» What you are asked to do
Write out the listing below again, precisely as it is given.

» Given records
******

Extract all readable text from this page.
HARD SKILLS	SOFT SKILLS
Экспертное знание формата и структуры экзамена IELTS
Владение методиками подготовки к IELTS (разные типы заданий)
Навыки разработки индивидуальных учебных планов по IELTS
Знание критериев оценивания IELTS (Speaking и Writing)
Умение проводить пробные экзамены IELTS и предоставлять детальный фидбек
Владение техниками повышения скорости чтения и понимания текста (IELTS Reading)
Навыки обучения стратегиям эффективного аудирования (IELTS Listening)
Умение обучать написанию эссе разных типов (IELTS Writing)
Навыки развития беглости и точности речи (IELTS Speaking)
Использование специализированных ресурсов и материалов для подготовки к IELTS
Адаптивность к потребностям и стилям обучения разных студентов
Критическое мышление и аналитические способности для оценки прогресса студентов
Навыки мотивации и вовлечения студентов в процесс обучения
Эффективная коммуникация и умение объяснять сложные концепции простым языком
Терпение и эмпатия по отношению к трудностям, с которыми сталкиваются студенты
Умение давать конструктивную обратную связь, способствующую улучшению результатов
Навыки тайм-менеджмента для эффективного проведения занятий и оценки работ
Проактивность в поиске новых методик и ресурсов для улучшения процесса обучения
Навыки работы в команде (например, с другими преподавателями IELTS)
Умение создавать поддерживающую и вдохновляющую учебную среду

******

» Exercise response
Extract all readable text from this page.
HARD SKILLS	SOFT SKILLS
Экспертное знание формата и структуры экзамена IELTS
Владение методиками подготовки к IELTS (разные типы заданий)
Навыки разработки индивидуальных учебных планов по IELTS
Знание критериев оценивания IELTS (Speaking и Writing)
Умение проводить пробные экзамены IELTS и предоставлять детальный фидбек
Владение техниками повышения скорости чтения и понимания текста (IELTS Reading)
Навыки обучения стратегиям эффективного аудирования (IELTS Listening)
Умение обучать написанию эссе разных типов (IELTS Writing)
Навыки развития беглости и точности речи (IELTS Speaking)
Использование специализированных ресурсов и материалов для подготовки к IELTS
Адаптивность к потребностям и стилям обучения разных студентов
Критическое мышление и аналитические способности для оценки прогресса студентов
Навыки мотивации и вовлечения студентов в процесс обучения
Эффективная коммуникация и умение объяснять сложные концепции простым языком
Терпение и эмпатия по отношению к трудностям, с которыми сталкиваются студенты
Умение давать конструктивную обратную связь, способствующую улучшению результатов
Навыки тайм-менеджмента для эффективного проведения занятий и оценки работ
Проактивность в поиске новых методик и ресурсов для улучшения процесса обучения
Навыки работы в команде (например, с другими преподавателями IELTS)
Умение создавать поддерживающую и вдохновляющую учебную среду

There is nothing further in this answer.